- _TASK BRIEF_
Each line that follows is to be retyped exactly.

------

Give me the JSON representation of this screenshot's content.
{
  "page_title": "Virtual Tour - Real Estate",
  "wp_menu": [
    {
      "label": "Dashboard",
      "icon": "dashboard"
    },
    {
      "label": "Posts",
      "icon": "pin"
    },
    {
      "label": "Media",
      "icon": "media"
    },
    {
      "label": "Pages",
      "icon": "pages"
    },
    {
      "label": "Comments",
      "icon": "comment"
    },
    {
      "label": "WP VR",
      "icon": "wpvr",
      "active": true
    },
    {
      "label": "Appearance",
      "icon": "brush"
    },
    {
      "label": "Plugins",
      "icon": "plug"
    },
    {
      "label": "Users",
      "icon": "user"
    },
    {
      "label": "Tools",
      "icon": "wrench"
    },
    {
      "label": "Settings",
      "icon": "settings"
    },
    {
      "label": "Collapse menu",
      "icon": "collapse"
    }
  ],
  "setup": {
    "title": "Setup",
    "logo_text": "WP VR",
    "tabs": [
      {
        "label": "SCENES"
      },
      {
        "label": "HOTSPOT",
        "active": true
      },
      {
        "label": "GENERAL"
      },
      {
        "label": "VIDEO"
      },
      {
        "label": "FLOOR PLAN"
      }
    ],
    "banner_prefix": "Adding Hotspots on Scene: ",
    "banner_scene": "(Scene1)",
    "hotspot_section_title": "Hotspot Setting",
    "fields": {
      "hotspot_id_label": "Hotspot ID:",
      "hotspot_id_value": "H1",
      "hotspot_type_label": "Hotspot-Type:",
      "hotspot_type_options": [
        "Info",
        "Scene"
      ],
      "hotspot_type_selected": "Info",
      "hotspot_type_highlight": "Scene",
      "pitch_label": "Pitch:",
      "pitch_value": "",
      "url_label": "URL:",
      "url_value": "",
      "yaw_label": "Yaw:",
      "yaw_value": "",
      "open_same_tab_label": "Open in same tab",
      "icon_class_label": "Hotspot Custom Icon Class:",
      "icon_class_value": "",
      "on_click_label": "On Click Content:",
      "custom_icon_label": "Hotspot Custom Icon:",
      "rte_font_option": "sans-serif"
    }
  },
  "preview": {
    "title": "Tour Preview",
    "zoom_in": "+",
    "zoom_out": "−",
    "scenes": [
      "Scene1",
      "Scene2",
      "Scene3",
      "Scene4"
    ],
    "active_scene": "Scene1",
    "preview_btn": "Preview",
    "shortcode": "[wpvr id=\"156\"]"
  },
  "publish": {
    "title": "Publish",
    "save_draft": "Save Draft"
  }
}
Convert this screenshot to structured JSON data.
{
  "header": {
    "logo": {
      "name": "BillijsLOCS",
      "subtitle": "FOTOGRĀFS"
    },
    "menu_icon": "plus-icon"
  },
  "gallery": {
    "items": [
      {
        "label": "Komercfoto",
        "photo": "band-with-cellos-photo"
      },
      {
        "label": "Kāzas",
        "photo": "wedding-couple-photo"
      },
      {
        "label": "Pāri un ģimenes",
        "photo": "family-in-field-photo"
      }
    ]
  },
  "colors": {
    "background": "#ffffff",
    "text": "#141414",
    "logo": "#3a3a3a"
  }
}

------

- _SOLUTION TO THE PROBLEM_
Give me the JSON representation of this screenshot's content.
{
  "page_title": "Virtual Tour - Real Estate",
  "wp_menu": [
    {
      "label": "Dashboard",
      "icon": "dashboard"
    },
    {
      "label": "Posts",
      "icon": "pin"
    },
    {
      "label": "Media",
      "icon": "media"
    },
    {
      "label": "Pages",
      "icon": "pages"
    },
    {
      "label": "Comments",
      "icon": "comment"
    },
    {
      "label": "WP VR",
      "icon": "wpvr",
      "active": true
    },
    {
      "label": "Appearance",
      "icon": "brush"
    },
    {
      "label": "Plugins",
      "icon": "plug"
    },
    {
      "label": "Users",
      "icon": "user"
    },
    {
      "label": "Tools",
      "icon": "wrench"
    },
    {
      "label": "Settings",
      "icon": "settings"
    },
    {
      "label": "Collapse menu",
      "icon": "collapse"
    }
  ],
  "setup": {
    "title": "Setup",
    "logo_text": "WP VR",
    "tabs": [
      {
        "label": "SCENES"
      },
      {
        "label": "HOTSPOT",
        "active": true
      },
      {
        "label": "GENERAL"
      },
      {
        "label": "VIDEO"
      },
      {
        "label": "FLOOR PLAN"
      }
    ],
    "banner_prefix": "Adding Hotspots on Scene: ",
    "banner_scene": "(Scene1)",
    "hotspot_section_title": "Hotspot Setting",
    "fields": {
      "hotspot_id_label": "Hotspot ID:",
      "hotspot_id_value": "H1",
      "hotspot_type_label": "Hotspot-Type:",
      "hotspot_type_options": [
        "Info",
        "Scene"
      ],
      "hotspot_type_selected": "Info",
      "hotspot_type_highlight": "Scene",
      "pitch_label": "Pitch:",
      "pitch_value": "",
      "url_label": "URL:",
      "url_value": "",
      "yaw_label": "Yaw:",
      "yaw_value": "",
      "open_same_tab_label": "Open in same tab",
      "icon_class_label": "Hotspot Custom Icon Class:",
      "icon_class_value": "",
      "on_click_label": "On Click Content:",
      "custom_icon_label": "Hotspot Custom Icon:",
      "rte_font_option": "sans-serif"
    }
  },
  "preview": {
    "title": "Tour Preview",
    "zoom_in": "+",
    "zoom_out": "−",
    "scenes": [
      "Scene1",
      "Scene2",
      "Scene3",
      "Scene4"
    ],
    "active_scene": "Scene1",
    "preview_btn": "Preview",
    "shortcode": "[wpvr id=\"156\"]"
  },
  "publish": {
    "title": "Publish",
    "save_draft": "Save Draft"
  }
}
Convert this screenshot to structured JSON data.
{
  "header": {
    "logo": {
      "name": "BillijsLOCS",
      "subtitle": "FOTOGRĀFS"
    },
    "menu_icon": "plus-icon"
  },
  "gallery": {
    "items": [
      {
        "label": "Komercfoto",
        "photo": "band-with-cellos-photo"
      },
      {
        "label": "Kāzas",
        "photo": "wedding-couple-photo"
      },
      {
        "label": "Pāri un ģimenes",
        "photo": "family-in-field-photo"
      }
    ]
  },
  "colors": {
    "background": "#ffffff",
    "text": "#141414",
    "logo": "#3a3a3a"
  }
}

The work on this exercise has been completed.